• Task description
Gather, from the listing beneath this task, every line holding the string "text".

• Provided material
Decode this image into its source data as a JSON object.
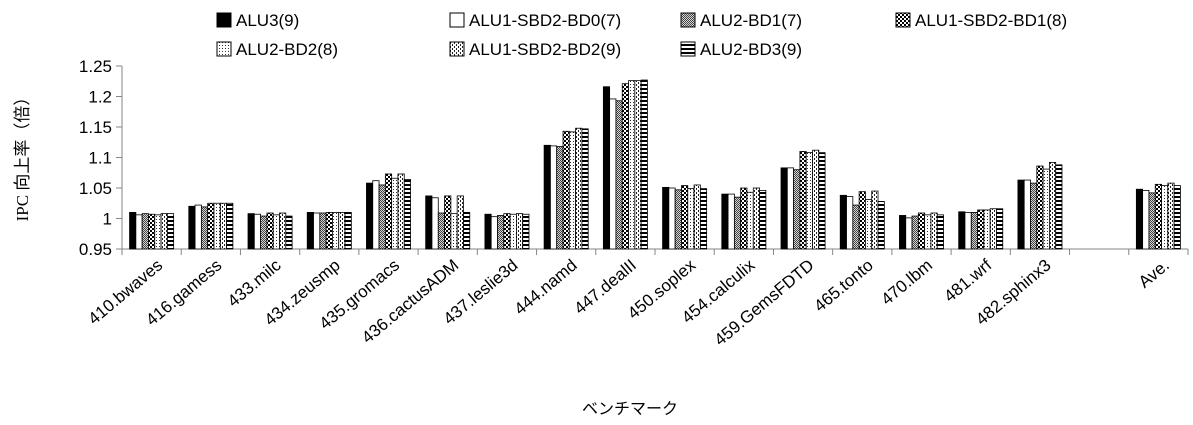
{
  "chart_data": {
    "type": "bar",
    "ylabel": "IPC 向上率（倍）",
    "xlabel": "ベンチマーク",
    "ylim": [
      0.95,
      1.25
    ],
    "yticks": [
      "0.95",
      "1",
      "1.05",
      "1.1",
      "1.15",
      "1.2",
      "1.25"
    ],
    "grid": false,
    "legend_position": "top",
    "categories": [
      "410.bwaves",
      "416.gamess",
      "433.milc",
      "434.zeusmp",
      "435.gromacs",
      "436.cactusADM",
      "437.leslie3d",
      "444.namd",
      "447.dealII",
      "450.soplex",
      "454.calculix",
      "459.GemsFDTD",
      "465.tonto",
      "470.lbm",
      "481.wrf",
      "482.sphinx3",
      "",
      "Ave."
    ],
    "series": [
      {
        "name": "ALU3(9)",
        "pattern": "solid",
        "values": [
          1.01,
          1.02,
          1.008,
          1.01,
          1.058,
          1.037,
          1.007,
          1.12,
          1.216,
          1.051,
          1.04,
          1.083,
          1.038,
          1.005,
          1.011,
          1.063,
          null,
          1.048
        ]
      },
      {
        "name": "ALU1-SBD2-BD0(7)",
        "pattern": "white",
        "values": [
          1.006,
          1.022,
          1.007,
          1.009,
          1.062,
          1.034,
          1.003,
          1.119,
          1.196,
          1.05,
          1.04,
          1.083,
          1.036,
          1.001,
          1.01,
          1.063,
          null,
          1.046
        ]
      },
      {
        "name": "ALU2-BD1(7)",
        "pattern": "gray",
        "values": [
          1.008,
          1.019,
          1.004,
          1.009,
          1.055,
          1.009,
          1.005,
          1.118,
          1.193,
          1.047,
          1.035,
          1.08,
          1.022,
          1.004,
          1.01,
          1.058,
          null,
          1.042
        ]
      },
      {
        "name": "ALU1-SBD2-BD1(8)",
        "pattern": "checker",
        "values": [
          1.007,
          1.025,
          1.009,
          1.01,
          1.073,
          1.037,
          1.008,
          1.143,
          1.221,
          1.054,
          1.05,
          1.11,
          1.044,
          1.009,
          1.014,
          1.086,
          null,
          1.056
        ]
      },
      {
        "name": "ALU2-BD2(8)",
        "pattern": "dots",
        "values": [
          1.006,
          1.025,
          1.006,
          1.01,
          1.066,
          1.008,
          1.007,
          1.142,
          1.226,
          1.049,
          1.043,
          1.108,
          1.031,
          1.006,
          1.014,
          1.081,
          null,
          1.054
        ]
      },
      {
        "name": "ALU1-SBD2-BD2(9)",
        "pattern": "dashes",
        "values": [
          1.008,
          1.025,
          1.009,
          1.01,
          1.073,
          1.037,
          1.008,
          1.148,
          1.226,
          1.055,
          1.05,
          1.112,
          1.045,
          1.009,
          1.016,
          1.092,
          null,
          1.058
        ]
      },
      {
        "name": "ALU2-BD3(9)",
        "pattern": "stripes",
        "values": [
          1.008,
          1.025,
          1.004,
          1.01,
          1.064,
          1.01,
          1.007,
          1.147,
          1.227,
          1.049,
          1.046,
          1.108,
          1.028,
          1.006,
          1.016,
          1.088,
          null,
          1.054
        ]
      }
    ]
  }
}
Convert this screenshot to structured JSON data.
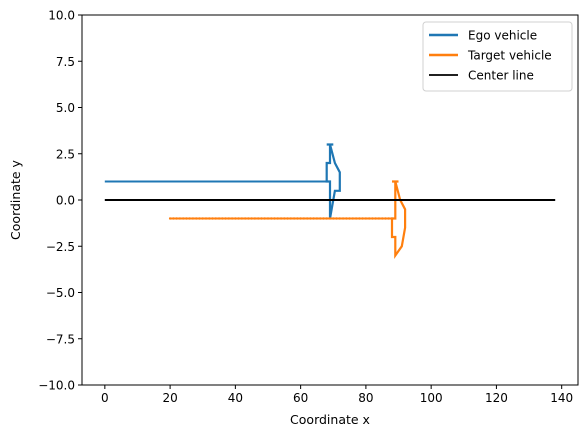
{
  "chart_data": {
    "type": "line",
    "xlabel": "Coordinate x",
    "ylabel": "Coordinate y",
    "xlim": [
      -7,
      145
    ],
    "ylim": [
      -10,
      10
    ],
    "xticks": [
      {
        "value": 0,
        "label": "0"
      },
      {
        "value": 20,
        "label": "20"
      },
      {
        "value": 40,
        "label": "40"
      },
      {
        "value": 60,
        "label": "60"
      },
      {
        "value": 80,
        "label": "80"
      },
      {
        "value": 100,
        "label": "100"
      },
      {
        "value": 120,
        "label": "120"
      },
      {
        "value": 140,
        "label": "140"
      }
    ],
    "yticks": [
      {
        "value": 10,
        "label": "10.0"
      },
      {
        "value": 7.5,
        "label": "7.5"
      },
      {
        "value": 5,
        "label": "5.0"
      },
      {
        "value": 2.5,
        "label": "2.5"
      },
      {
        "value": 0,
        "label": "0.0"
      },
      {
        "value": -2.5,
        "label": "−2.5"
      },
      {
        "value": -5,
        "label": "−5.0"
      },
      {
        "value": -7.5,
        "label": "−7.5"
      },
      {
        "value": -10,
        "label": "−10.0"
      }
    ],
    "grid": false,
    "legend_position": "top-right",
    "series": [
      {
        "name": "Ego vehicle",
        "color": "#1f77b4",
        "x": [
          0,
          68.3
        ],
        "y": [
          1.0,
          1.0
        ],
        "outline": {
          "x": [
            69.0,
            69.0,
            68.0,
            68.0,
            69.0,
            69.0,
            70.5,
            72.0,
            72.0,
            70.5,
            69.0,
            69.0,
            68.0,
            70.0
          ],
          "y": [
            3.0,
            2.0,
            2.0,
            1.0,
            1.0,
            -1.0,
            0.5,
            0.5,
            1.5,
            2.0,
            3.0,
            3.0,
            3.0,
            3.0
          ]
        }
      },
      {
        "name": "Target vehicle",
        "color": "#ff7f0e",
        "x": [
          20,
          88.3
        ],
        "y": [
          -1.0,
          -1.0
        ],
        "outline": {
          "x": [
            89.0,
            89.0,
            88.0,
            88.0,
            89.0,
            89.0,
            91.0,
            92.0,
            92.0,
            90.5,
            89.0,
            89.0,
            88.0,
            90.0
          ],
          "y": [
            1.0,
            -1.0,
            -1.0,
            -2.0,
            -2.0,
            -3.0,
            -2.5,
            -1.5,
            -0.5,
            0.0,
            1.0,
            1.0,
            1.0,
            1.0
          ]
        }
      },
      {
        "name": "Center line",
        "color": "#000000",
        "x": [
          0,
          138
        ],
        "y": [
          0,
          0
        ]
      }
    ]
  }
}
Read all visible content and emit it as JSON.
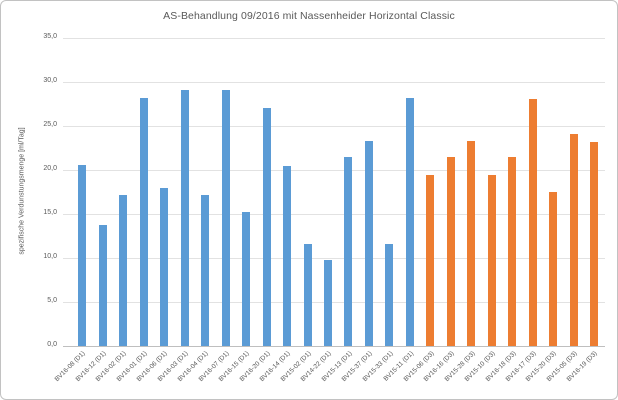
{
  "chart_data": {
    "type": "bar",
    "title": "AS-Behandlung 09/2016 mit Nassenheider Horizontal Classic",
    "xlabel": "",
    "ylabel": "spezifische Verdunstungsmenge [ml/Tag]",
    "ylim": [
      0,
      35
    ],
    "ytick_step": 5,
    "ytick_labels": [
      "0,0",
      "5,0",
      "10,0",
      "15,0",
      "20,0",
      "25,0",
      "30,0",
      "35,0"
    ],
    "grid": true,
    "legend": "none",
    "decimal_separator": "comma",
    "categories": [
      "BV16-08 (D1)",
      "BV16-12 (D1)",
      "BV16-02 (D1)",
      "BV16-01 (D1)",
      "BV16-06 (D1)",
      "BV16-03 (D1)",
      "BV16-04 (D1)",
      "BV16-07 (D1)",
      "BV16-15 (D1)",
      "BV16-20 (D1)",
      "BV16-14 (D1)",
      "BV15-02 (D1)",
      "BV14-22 (D1)",
      "BV15-13 (D1)",
      "BV15-37 (D1)",
      "BV15-33 (D1)",
      "BV15-11 (D1)",
      "BV15-06 (D3)",
      "BV16-16 (D3)",
      "BV15-28 (D3)",
      "BV15-10 (D3)",
      "BV16-18 (D3)",
      "BV16-17 (D3)",
      "BV15-20 (D3)",
      "BV15-05 (D3)",
      "BV16-19 (D3)"
    ],
    "values": [
      20.5,
      13.7,
      17.1,
      28.1,
      17.9,
      29.0,
      17.1,
      29.0,
      15.2,
      27.0,
      20.4,
      11.5,
      9.7,
      21.4,
      23.2,
      11.6,
      28.1,
      19.4,
      21.4,
      23.2,
      19.4,
      21.4,
      28.0,
      17.5,
      24.1,
      23.1
    ],
    "groups": [
      "D1",
      "D1",
      "D1",
      "D1",
      "D1",
      "D1",
      "D1",
      "D1",
      "D1",
      "D1",
      "D1",
      "D1",
      "D1",
      "D1",
      "D1",
      "D1",
      "D1",
      "D3",
      "D3",
      "D3",
      "D3",
      "D3",
      "D3",
      "D3",
      "D3",
      "D3"
    ],
    "group_colors": {
      "D1": "#5B9BD5",
      "D3": "#ED7D31"
    }
  },
  "colors": {
    "grid": "#e2e2e2",
    "axis_line": "#bfbfbf",
    "text": "#595959",
    "frame_border": "#c2c2c2"
  }
}
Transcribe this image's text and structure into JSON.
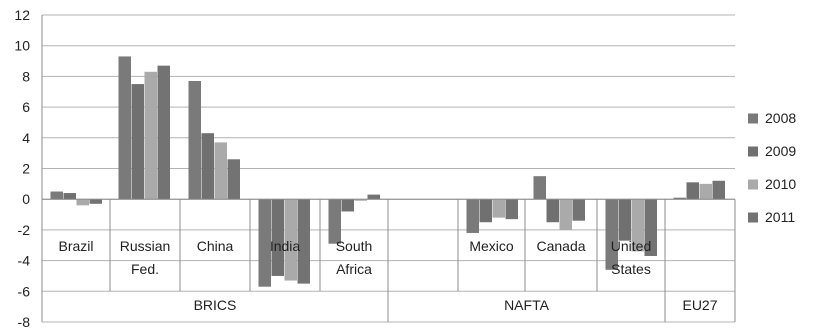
{
  "chart_data": {
    "type": "bar",
    "title": "",
    "xlabel": "",
    "ylabel": "",
    "ylim": [
      -8,
      12
    ],
    "yticks": [
      "12",
      "10",
      "8",
      "6",
      "4",
      "2",
      "0",
      "-2",
      "-4",
      "-6",
      "-8"
    ],
    "grid": true,
    "legend_position": "right",
    "categories": [
      "Brazil",
      "Russian Fed.",
      "China",
      "India",
      "South Africa",
      "",
      "Mexico",
      "Canada",
      "United States",
      "EU27"
    ],
    "category_labels": [
      [
        "Brazil"
      ],
      [
        "Russian",
        "Fed."
      ],
      [
        "China"
      ],
      [
        "India"
      ],
      [
        "South",
        "Africa"
      ],
      [
        ""
      ],
      [
        "Mexico"
      ],
      [
        "Canada"
      ],
      [
        "United",
        "States"
      ],
      [
        ""
      ]
    ],
    "groups": [
      {
        "label": "BRICS"
      },
      {
        "label": "NAFTA"
      },
      {
        "label": "EU27"
      }
    ],
    "series": [
      {
        "name": "2008",
        "color": "#7a7a7a",
        "values": [
          0.5,
          9.3,
          7.7,
          -5.7,
          -2.9,
          null,
          -2.2,
          1.5,
          -4.6,
          0.1
        ]
      },
      {
        "name": "2009",
        "color": "#707070",
        "values": [
          0.4,
          7.5,
          4.3,
          -5.0,
          -0.8,
          null,
          -1.5,
          -1.5,
          -2.7,
          1.1
        ]
      },
      {
        "name": "2010",
        "color": "#aaaaaa",
        "values": [
          -0.4,
          8.3,
          3.7,
          -5.3,
          -0.1,
          null,
          -1.2,
          -2.0,
          -3.4,
          1.0
        ]
      },
      {
        "name": "2011",
        "color": "#737373",
        "values": [
          -0.3,
          8.7,
          2.6,
          -5.5,
          0.3,
          null,
          -1.3,
          -1.4,
          -3.7,
          1.2
        ]
      }
    ]
  }
}
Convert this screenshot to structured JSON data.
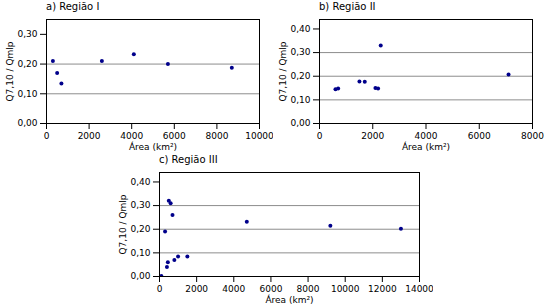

• Answer to the task
    "text": "#595959",
Transcribe this image's text and structure into JSON.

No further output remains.